◆ TASK INSTRUCTIONS
Extract all lines from the data beneath that include the word "this".

[Dataset items]

-- Begin --

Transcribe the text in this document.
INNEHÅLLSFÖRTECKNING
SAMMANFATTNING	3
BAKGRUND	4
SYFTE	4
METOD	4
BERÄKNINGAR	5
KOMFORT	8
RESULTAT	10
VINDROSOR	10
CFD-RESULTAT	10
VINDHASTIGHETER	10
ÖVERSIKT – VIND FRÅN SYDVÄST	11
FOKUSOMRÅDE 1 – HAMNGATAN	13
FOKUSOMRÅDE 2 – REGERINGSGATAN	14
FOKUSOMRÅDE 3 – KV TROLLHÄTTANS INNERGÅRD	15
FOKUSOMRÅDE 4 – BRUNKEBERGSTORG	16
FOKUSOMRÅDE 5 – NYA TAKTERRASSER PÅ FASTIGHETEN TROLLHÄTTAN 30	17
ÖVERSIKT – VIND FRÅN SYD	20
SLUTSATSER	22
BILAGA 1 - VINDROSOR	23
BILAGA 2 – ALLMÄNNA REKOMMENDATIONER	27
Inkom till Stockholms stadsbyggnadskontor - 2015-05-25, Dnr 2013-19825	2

-- End --
-- Begin --

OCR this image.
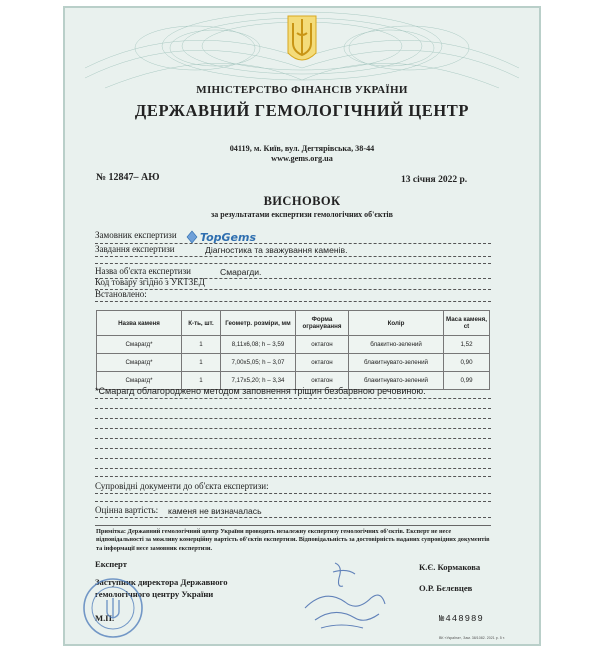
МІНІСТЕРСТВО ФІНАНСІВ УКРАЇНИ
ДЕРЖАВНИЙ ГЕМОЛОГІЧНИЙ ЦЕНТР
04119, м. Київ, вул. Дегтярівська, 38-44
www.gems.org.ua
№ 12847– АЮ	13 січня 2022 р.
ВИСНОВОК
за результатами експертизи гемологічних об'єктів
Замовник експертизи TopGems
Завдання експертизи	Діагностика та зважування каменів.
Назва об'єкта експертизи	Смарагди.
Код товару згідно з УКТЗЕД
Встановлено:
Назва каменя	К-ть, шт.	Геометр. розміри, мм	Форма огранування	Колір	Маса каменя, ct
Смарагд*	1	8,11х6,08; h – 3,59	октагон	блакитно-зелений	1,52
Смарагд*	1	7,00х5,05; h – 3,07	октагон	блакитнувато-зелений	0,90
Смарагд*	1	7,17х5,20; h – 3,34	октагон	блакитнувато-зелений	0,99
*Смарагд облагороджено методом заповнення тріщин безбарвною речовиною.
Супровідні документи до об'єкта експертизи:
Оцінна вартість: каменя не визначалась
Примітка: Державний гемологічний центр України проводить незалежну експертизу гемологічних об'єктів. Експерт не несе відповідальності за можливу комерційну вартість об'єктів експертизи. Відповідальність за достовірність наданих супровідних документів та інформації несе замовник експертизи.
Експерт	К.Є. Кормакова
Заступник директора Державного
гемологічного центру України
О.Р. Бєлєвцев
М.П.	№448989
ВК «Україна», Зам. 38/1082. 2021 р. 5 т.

-- End --
-- Begin --

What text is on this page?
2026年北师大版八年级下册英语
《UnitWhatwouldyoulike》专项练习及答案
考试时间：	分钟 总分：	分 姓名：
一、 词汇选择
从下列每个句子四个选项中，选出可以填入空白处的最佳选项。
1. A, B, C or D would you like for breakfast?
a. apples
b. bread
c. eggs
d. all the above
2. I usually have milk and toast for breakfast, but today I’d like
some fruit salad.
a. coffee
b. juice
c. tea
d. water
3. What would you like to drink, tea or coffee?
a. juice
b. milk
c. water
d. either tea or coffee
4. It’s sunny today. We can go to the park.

-- End --

◆ EXPECTED ANSWER
Transcribe the text in this document.
OCR this image.
What text is on this page?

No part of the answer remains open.